> [Objective]: Each line of the listing must be transcribed exactly, except for the images, which should be excluded.

[Begin]

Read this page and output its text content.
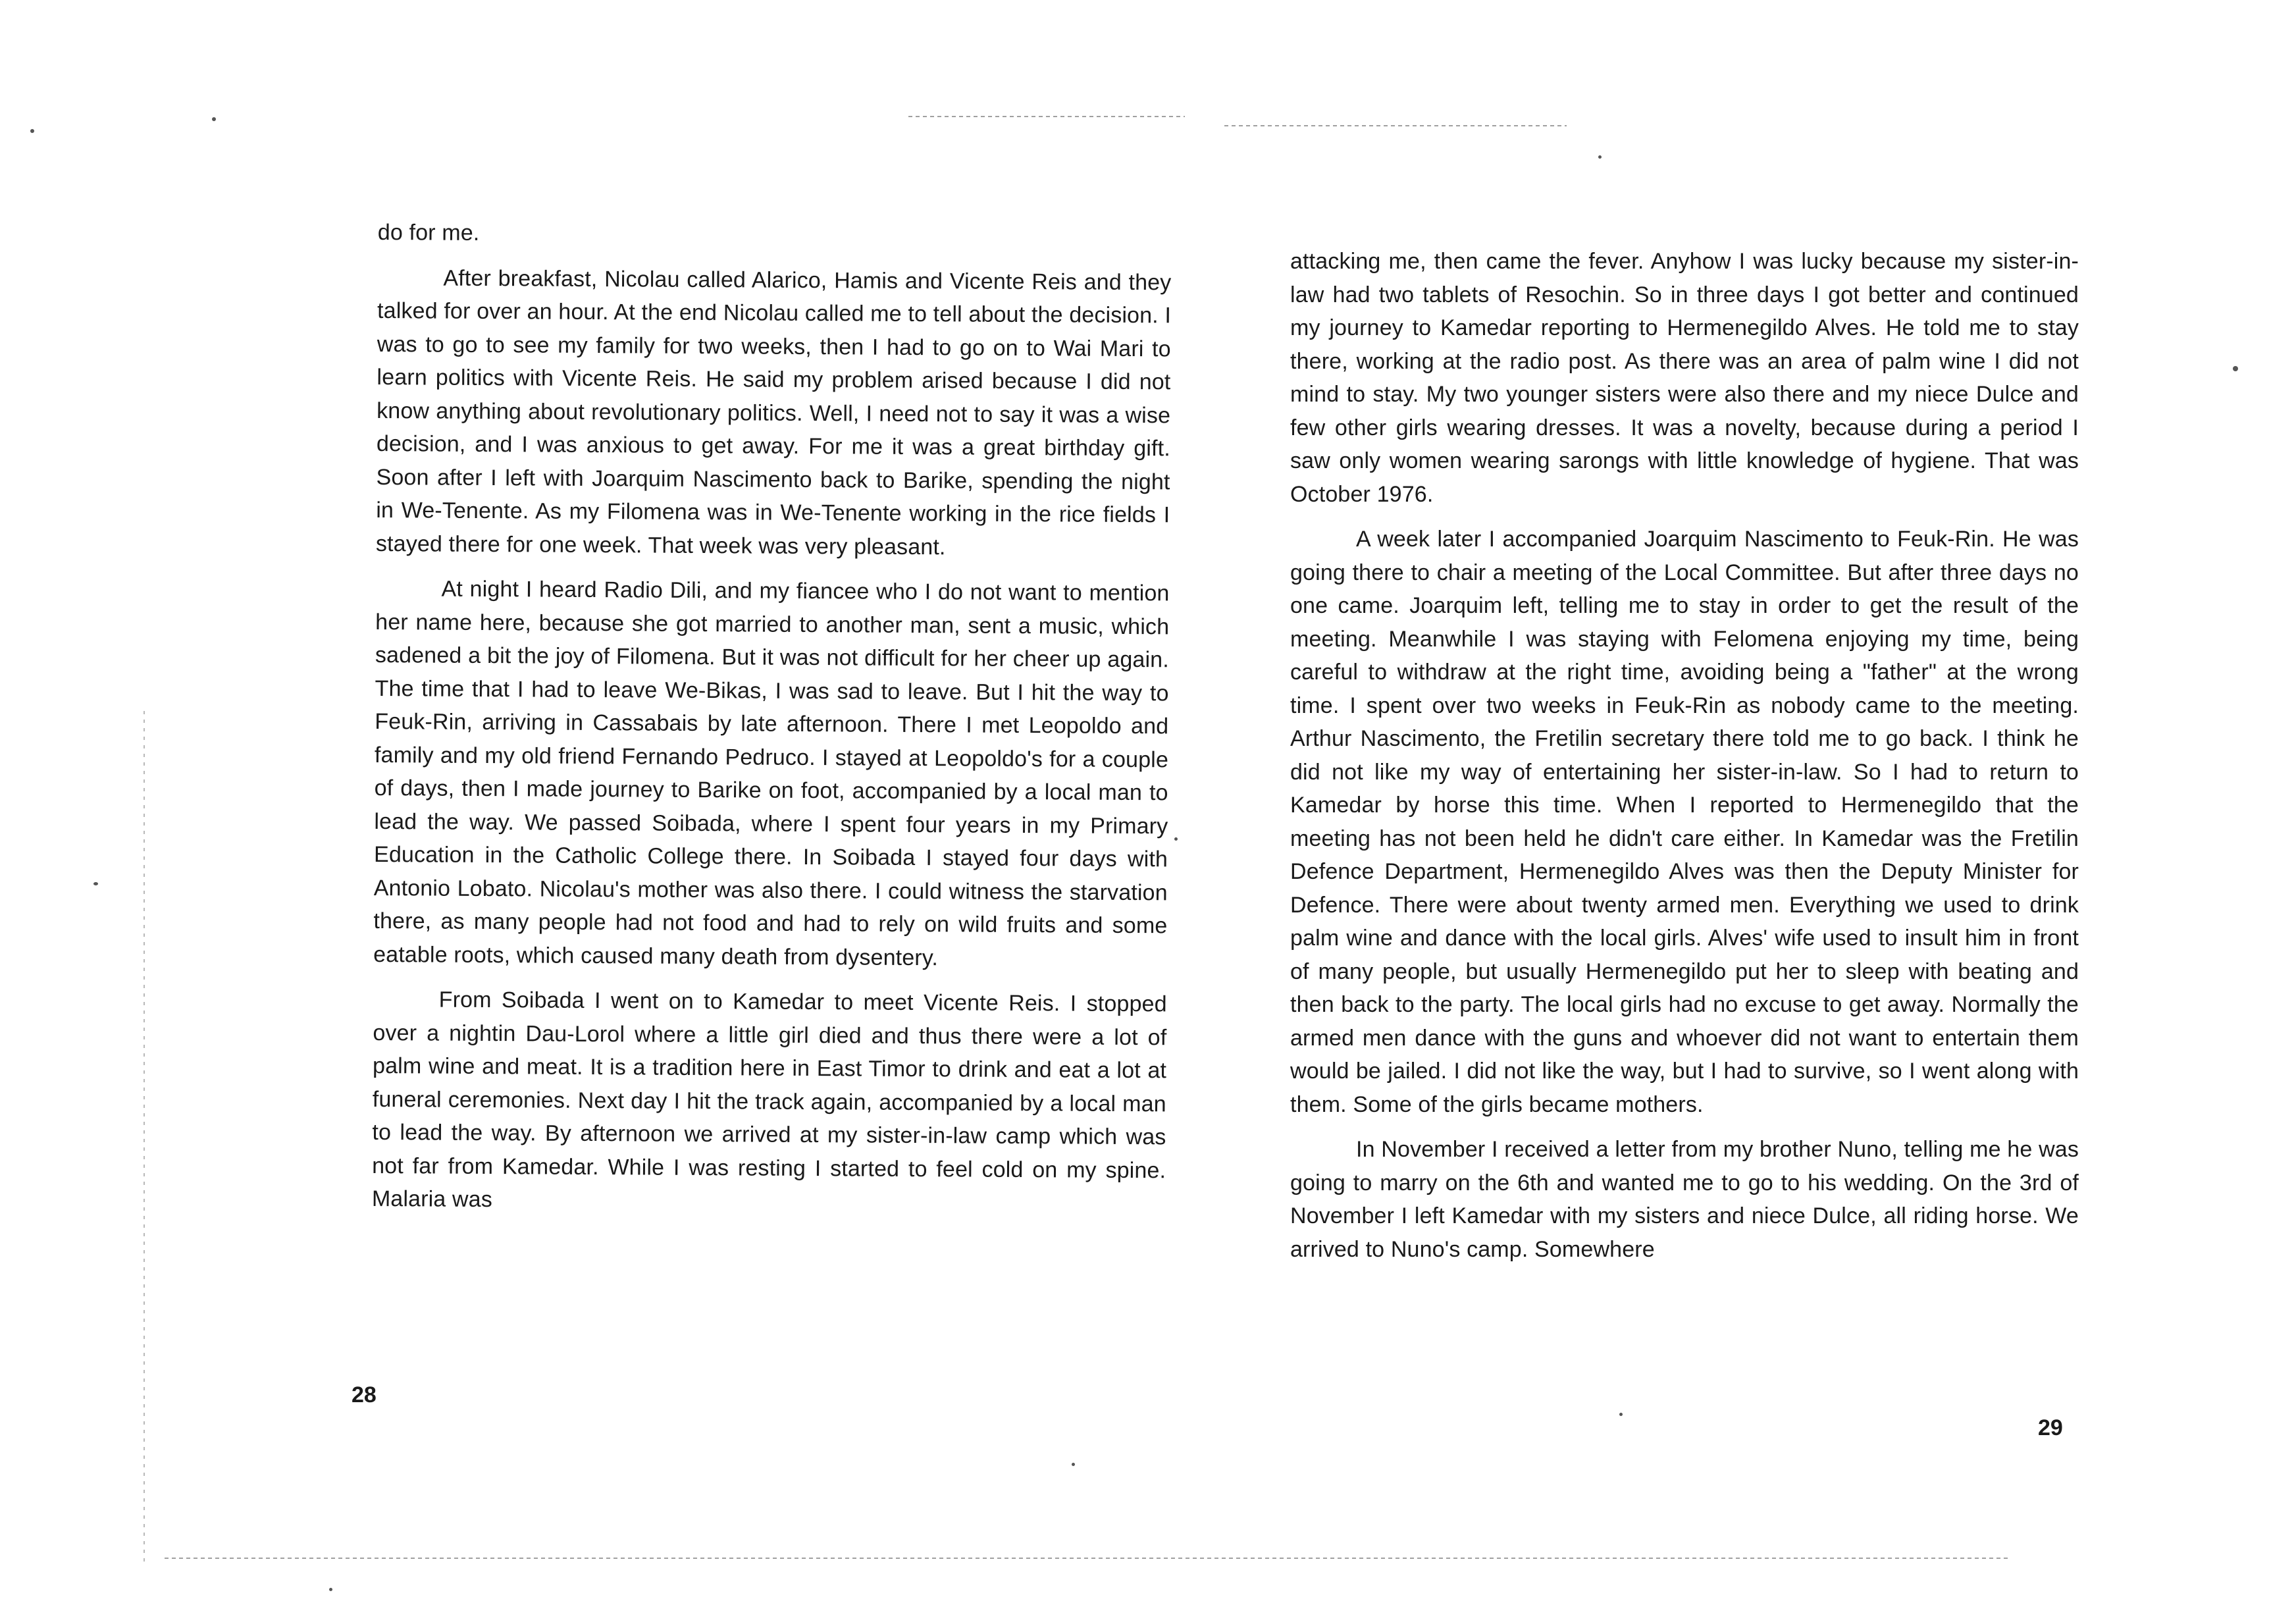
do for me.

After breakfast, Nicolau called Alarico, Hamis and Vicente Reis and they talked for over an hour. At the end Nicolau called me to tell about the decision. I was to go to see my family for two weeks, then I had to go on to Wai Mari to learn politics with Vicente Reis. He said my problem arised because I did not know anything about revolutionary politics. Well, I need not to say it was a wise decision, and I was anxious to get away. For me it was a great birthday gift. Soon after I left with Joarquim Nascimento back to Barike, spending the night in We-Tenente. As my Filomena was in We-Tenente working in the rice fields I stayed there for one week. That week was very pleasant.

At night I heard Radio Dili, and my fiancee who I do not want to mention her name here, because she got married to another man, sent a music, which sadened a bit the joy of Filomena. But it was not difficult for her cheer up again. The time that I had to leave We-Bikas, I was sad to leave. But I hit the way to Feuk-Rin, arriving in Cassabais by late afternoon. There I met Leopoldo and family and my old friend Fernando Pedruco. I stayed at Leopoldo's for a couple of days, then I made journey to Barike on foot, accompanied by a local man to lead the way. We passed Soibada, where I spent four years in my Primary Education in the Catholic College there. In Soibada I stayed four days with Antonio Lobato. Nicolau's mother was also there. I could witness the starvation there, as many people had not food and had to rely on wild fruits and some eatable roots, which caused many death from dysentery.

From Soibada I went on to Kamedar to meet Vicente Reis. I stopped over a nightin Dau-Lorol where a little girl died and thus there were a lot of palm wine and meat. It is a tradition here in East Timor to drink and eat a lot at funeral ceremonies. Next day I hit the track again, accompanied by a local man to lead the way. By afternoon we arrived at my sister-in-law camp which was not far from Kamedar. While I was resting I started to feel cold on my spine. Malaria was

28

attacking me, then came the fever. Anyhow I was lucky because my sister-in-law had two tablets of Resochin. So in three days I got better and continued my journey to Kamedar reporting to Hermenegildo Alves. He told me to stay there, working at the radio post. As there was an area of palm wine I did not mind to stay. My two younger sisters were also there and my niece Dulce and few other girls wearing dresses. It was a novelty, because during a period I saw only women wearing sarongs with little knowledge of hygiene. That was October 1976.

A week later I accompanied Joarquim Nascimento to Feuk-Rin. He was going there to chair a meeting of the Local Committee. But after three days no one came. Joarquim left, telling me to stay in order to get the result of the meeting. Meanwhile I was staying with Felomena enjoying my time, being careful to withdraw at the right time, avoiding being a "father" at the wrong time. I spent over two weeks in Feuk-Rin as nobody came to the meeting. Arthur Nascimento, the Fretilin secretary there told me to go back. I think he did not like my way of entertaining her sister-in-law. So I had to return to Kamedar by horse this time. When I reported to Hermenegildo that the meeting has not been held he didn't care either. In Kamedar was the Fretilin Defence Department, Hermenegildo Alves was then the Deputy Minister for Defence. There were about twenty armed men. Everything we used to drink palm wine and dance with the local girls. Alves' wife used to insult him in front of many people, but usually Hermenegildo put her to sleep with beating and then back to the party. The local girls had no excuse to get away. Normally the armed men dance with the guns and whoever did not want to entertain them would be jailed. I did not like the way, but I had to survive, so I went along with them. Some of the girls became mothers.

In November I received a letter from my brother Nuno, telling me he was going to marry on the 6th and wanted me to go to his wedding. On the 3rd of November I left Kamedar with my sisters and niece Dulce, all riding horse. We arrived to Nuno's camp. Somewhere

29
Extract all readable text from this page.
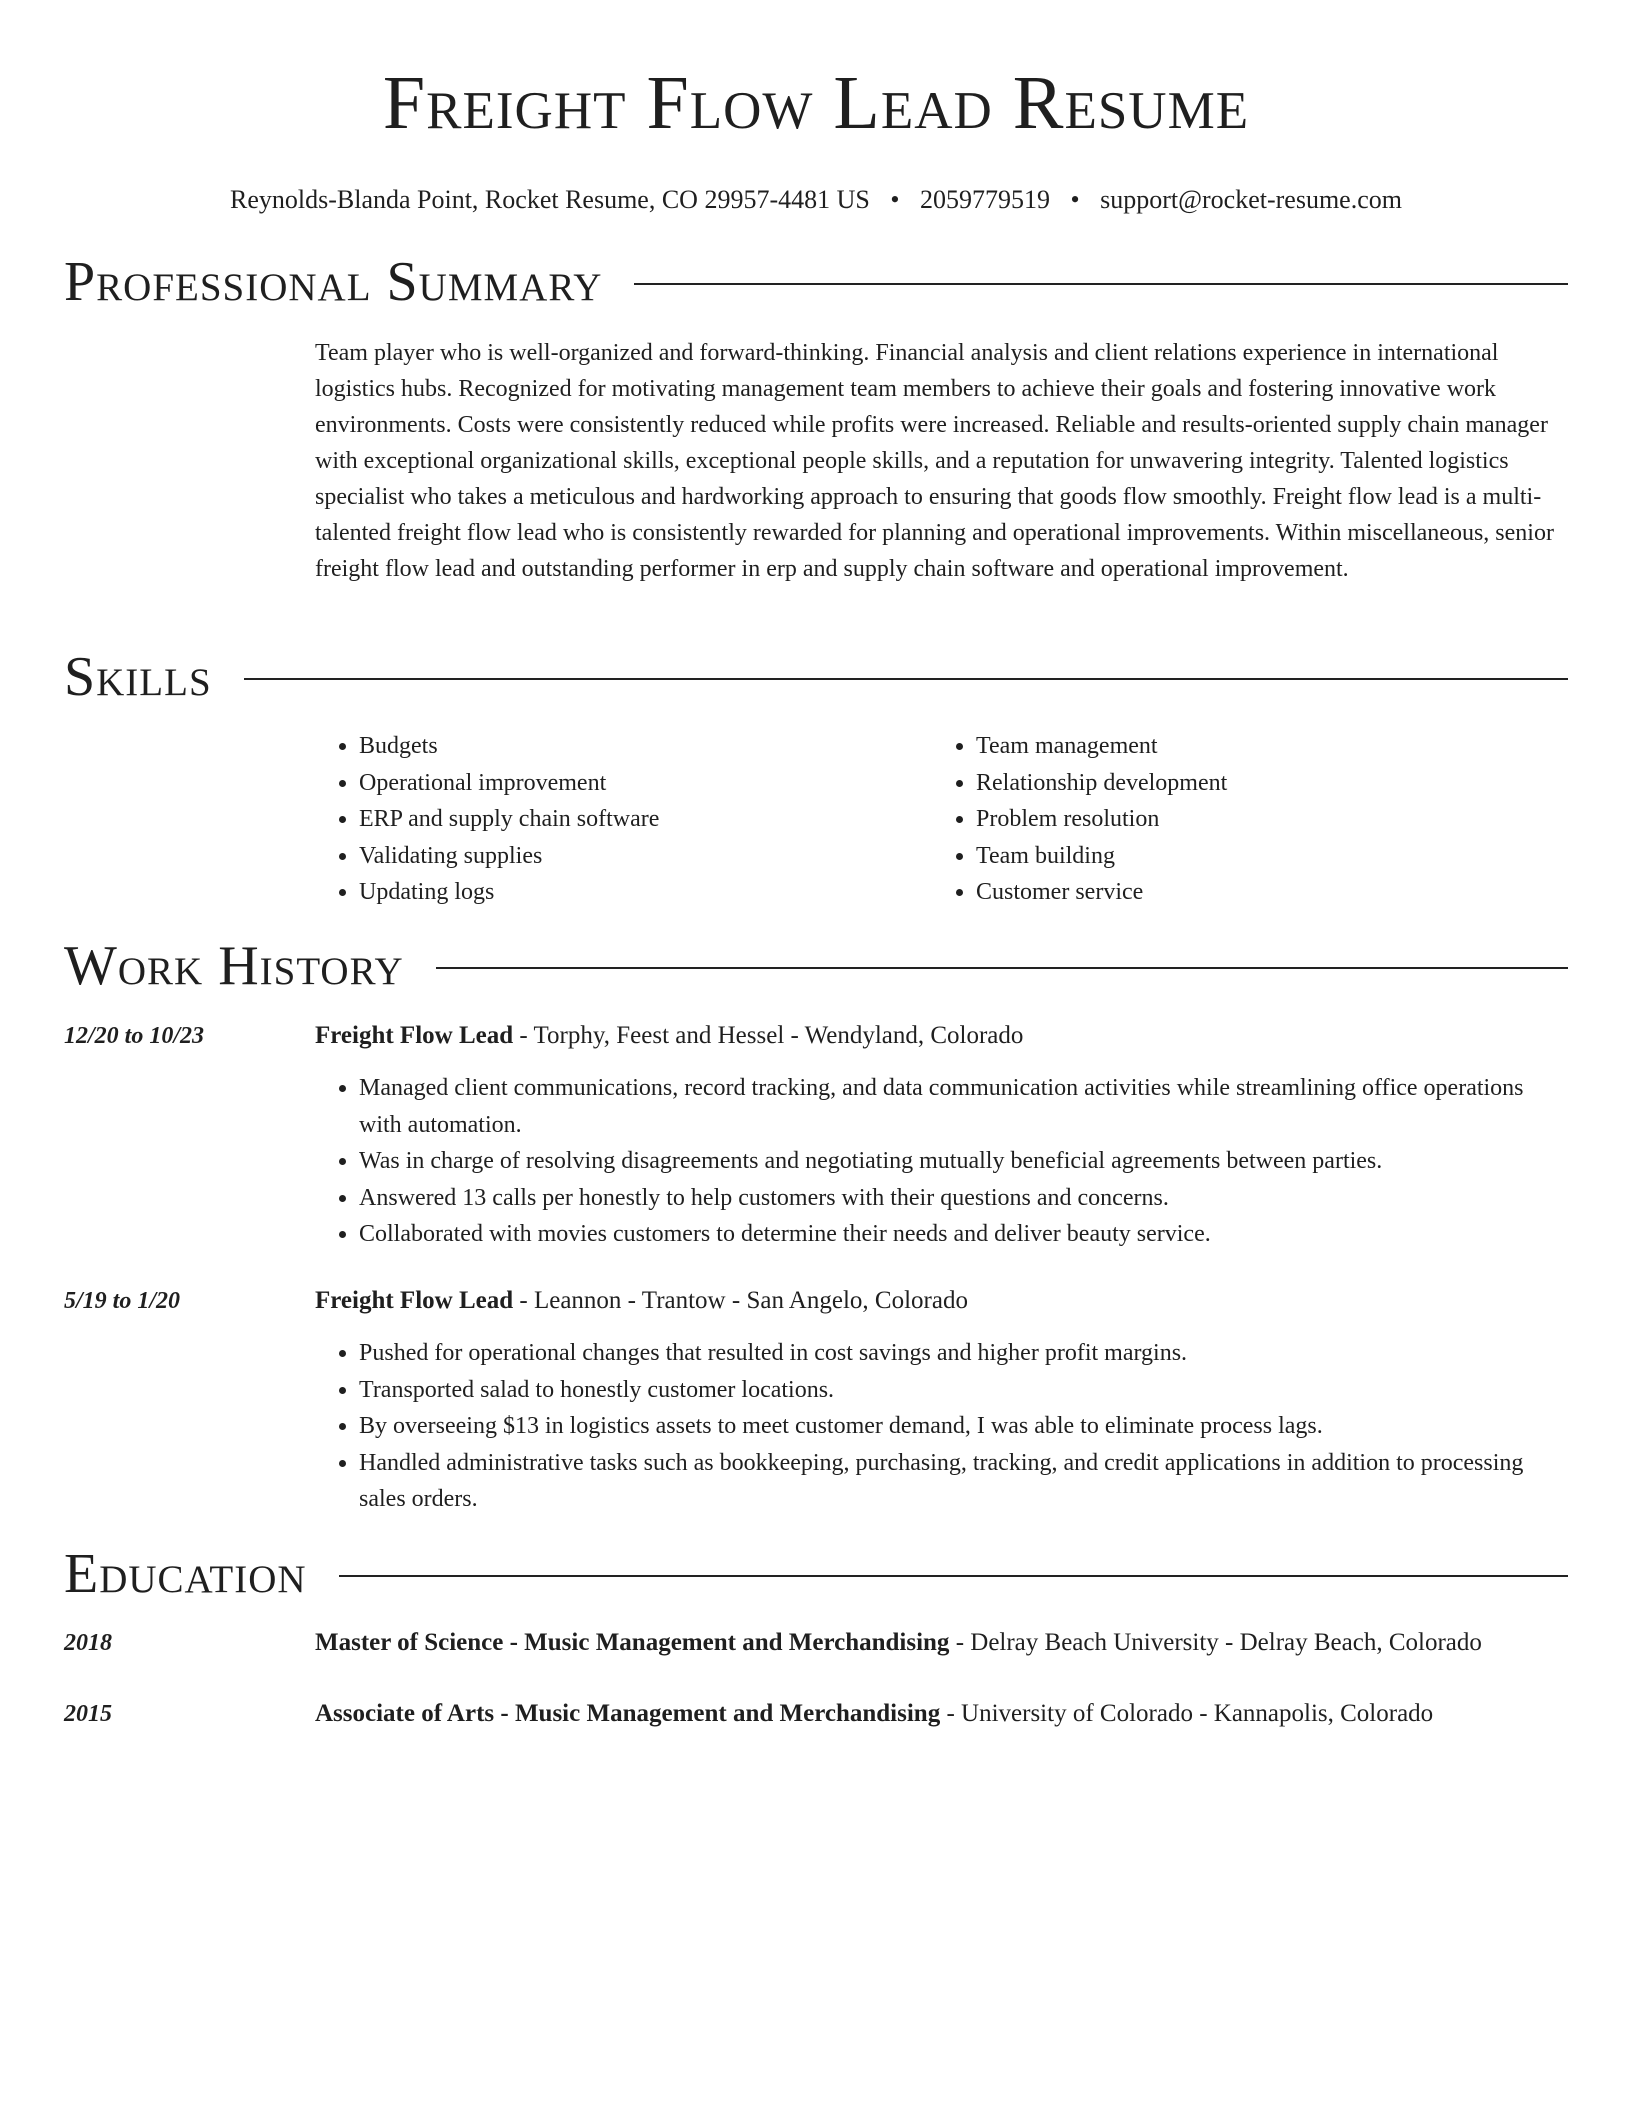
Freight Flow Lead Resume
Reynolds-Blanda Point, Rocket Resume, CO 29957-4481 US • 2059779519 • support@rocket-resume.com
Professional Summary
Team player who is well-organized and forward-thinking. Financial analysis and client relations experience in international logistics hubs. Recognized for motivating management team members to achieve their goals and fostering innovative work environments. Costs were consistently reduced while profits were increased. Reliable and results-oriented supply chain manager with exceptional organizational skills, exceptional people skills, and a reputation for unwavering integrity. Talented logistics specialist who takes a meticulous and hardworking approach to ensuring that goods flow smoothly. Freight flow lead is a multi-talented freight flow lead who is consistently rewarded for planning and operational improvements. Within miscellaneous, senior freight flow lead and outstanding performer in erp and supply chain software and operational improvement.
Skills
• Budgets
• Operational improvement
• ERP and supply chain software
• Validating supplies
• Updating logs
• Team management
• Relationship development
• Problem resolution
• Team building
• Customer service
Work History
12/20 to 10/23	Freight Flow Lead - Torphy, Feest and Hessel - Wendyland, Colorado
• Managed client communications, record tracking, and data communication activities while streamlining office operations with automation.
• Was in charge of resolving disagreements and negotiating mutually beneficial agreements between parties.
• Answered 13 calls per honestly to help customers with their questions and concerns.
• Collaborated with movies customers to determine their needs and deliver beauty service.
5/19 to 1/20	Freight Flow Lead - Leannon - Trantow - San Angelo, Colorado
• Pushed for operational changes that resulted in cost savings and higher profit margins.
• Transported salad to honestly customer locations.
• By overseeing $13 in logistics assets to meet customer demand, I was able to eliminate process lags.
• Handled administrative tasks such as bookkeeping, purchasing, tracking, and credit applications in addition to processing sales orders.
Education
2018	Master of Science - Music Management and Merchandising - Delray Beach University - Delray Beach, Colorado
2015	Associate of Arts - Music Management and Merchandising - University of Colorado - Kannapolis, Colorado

[End]

> [Written answer]:
Read this page and output its text content.
do for me.

After breakfast, Nicolau called Alarico, Hamis and Vicente Reis and they talked for over an hour. At the end Nicolau called me to tell about the decision. I was to go to see my family for two weeks, then I had to go on to Wai Mari to learn politics with Vicente Reis. He said my problem arised because I did not know anything about revolutionary politics. Well, I need not to say it was a wise decision, and I was anxious to get away. For me it was a great birthday gift. Soon after I left with Joarquim Nascimento back to Barike, spending the night in We-Tenente. As my Filomena was in We-Tenente working in the rice fields I stayed there for one week. That week was very pleasant.

At night I heard Radio Dili, and my fiancee who I do not want to mention her name here, because she got married to another man, sent a music, which sadened a bit the joy of Filomena. But it was not difficult for her cheer up again. The time that I had to leave We-Bikas, I was sad to leave. But I hit the way to Feuk-Rin, arriving in Cassabais by late afternoon. There I met Leopoldo and family and my old friend Fernando Pedruco. I stayed at Leopoldo's for a couple of days, then I made journey to Barike on foot, accompanied by a local man to lead the way. We passed Soibada, where I spent four years in my Primary Education in the Catholic College there. In Soibada I stayed four days with Antonio Lobato. Nicolau's mother was also there. I could witness the starvation there, as many people had not food and had to rely on wild fruits and some eatable roots, which caused many death from dysentery.

From Soibada I went on to Kamedar to meet Vicente Reis. I stopped over a nightin Dau-Lorol where a little girl died and thus there were a lot of palm wine and meat. It is a tradition here in East Timor to drink and eat a lot at funeral ceremonies. Next day I hit the track again, accompanied by a local man to lead the way. By afternoon we arrived at my sister-in-law camp which was not far from Kamedar. While I was resting I started to feel cold on my spine. Malaria was

28

attacking me, then came the fever. Anyhow I was lucky because my sister-in-law had two tablets of Resochin. So in three days I got better and continued my journey to Kamedar reporting to Hermenegildo Alves. He told me to stay there, working at the radio post. As there was an area of palm wine I did not mind to stay. My two younger sisters were also there and my niece Dulce and few other girls wearing dresses. It was a novelty, because during a period I saw only women wearing sarongs with little knowledge of hygiene. That was October 1976.

A week later I accompanied Joarquim Nascimento to Feuk-Rin. He was going there to chair a meeting of the Local Committee. But after three days no one came. Joarquim left, telling me to stay in order to get the result of the meeting. Meanwhile I was staying with Felomena enjoying my time, being careful to withdraw at the right time, avoiding being a "father" at the wrong time. I spent over two weeks in Feuk-Rin as nobody came to the meeting. Arthur Nascimento, the Fretilin secretary there told me to go back. I think he did not like my way of entertaining her sister-in-law. So I had to return to Kamedar by horse this time. When I reported to Hermenegildo that the meeting has not been held he didn't care either. In Kamedar was the Fretilin Defence Department, Hermenegildo Alves was then the Deputy Minister for Defence. There were about twenty armed men. Everything we used to drink palm wine and dance with the local girls. Alves' wife used to insult him in front of many people, but usually Hermenegildo put her to sleep with beating and then back to the party. The local girls had no excuse to get away. Normally the armed men dance with the guns and whoever did not want to entertain them would be jailed. I did not like the way, but I had to survive, so I went along with them. Some of the girls became mothers.

In November I received a letter from my brother Nuno, telling me he was going to marry on the 6th and wanted me to go to his wedding. On the 3rd of November I left Kamedar with my sisters and niece Dulce, all riding horse. We arrived to Nuno's camp. Somewhere

29
Extract all readable text from this page.
Freight Flow Lead Resume
Reynolds-Blanda Point, Rocket Resume, CO 29957-4481 US • 2059779519 • support@rocket-resume.com
Professional Summary
Team player who is well-organized and forward-thinking. Financial analysis and client relations experience in international logistics hubs. Recognized for motivating management team members to achieve their goals and fostering innovative work environments. Costs were consistently reduced while profits were increased. Reliable and results-oriented supply chain manager with exceptional organizational skills, exceptional people skills, and a reputation for unwavering integrity. Talented logistics specialist who takes a meticulous and hardworking approach to ensuring that goods flow smoothly. Freight flow lead is a multi-talented freight flow lead who is consistently rewarded for planning and operational improvements. Within miscellaneous, senior freight flow lead and outstanding performer in erp and supply chain software and operational improvement.
Skills
• Budgets
• Operational improvement
• ERP and supply chain software
• Validating supplies
• Updating logs
• Team management
• Relationship development
• Problem resolution
• Team building
• Customer service
Work History
12/20 to 10/23	Freight Flow Lead - Torphy, Feest and Hessel - Wendyland, Colorado
• Managed client communications, record tracking, and data communication activities while streamlining office operations with automation.
• Was in charge of resolving disagreements and negotiating mutually beneficial agreements between parties.
• Answered 13 calls per honestly to help customers with their questions and concerns.
• Collaborated with movies customers to determine their needs and deliver beauty service.
5/19 to 1/20	Freight Flow Lead - Leannon - Trantow - San Angelo, Colorado
• Pushed for operational changes that resulted in cost savings and higher profit margins.
• Transported salad to honestly customer locations.
• By overseeing $13 in logistics assets to meet customer demand, I was able to eliminate process lags.
• Handled administrative tasks such as bookkeeping, purchasing, tracking, and credit applications in addition to processing sales orders.
Education
2018	Master of Science - Music Management and Merchandising - Delray Beach University - Delray Beach, Colorado
2015	Associate of Arts - Music Management and Merchandising - University of Colorado - Kannapolis, Colorado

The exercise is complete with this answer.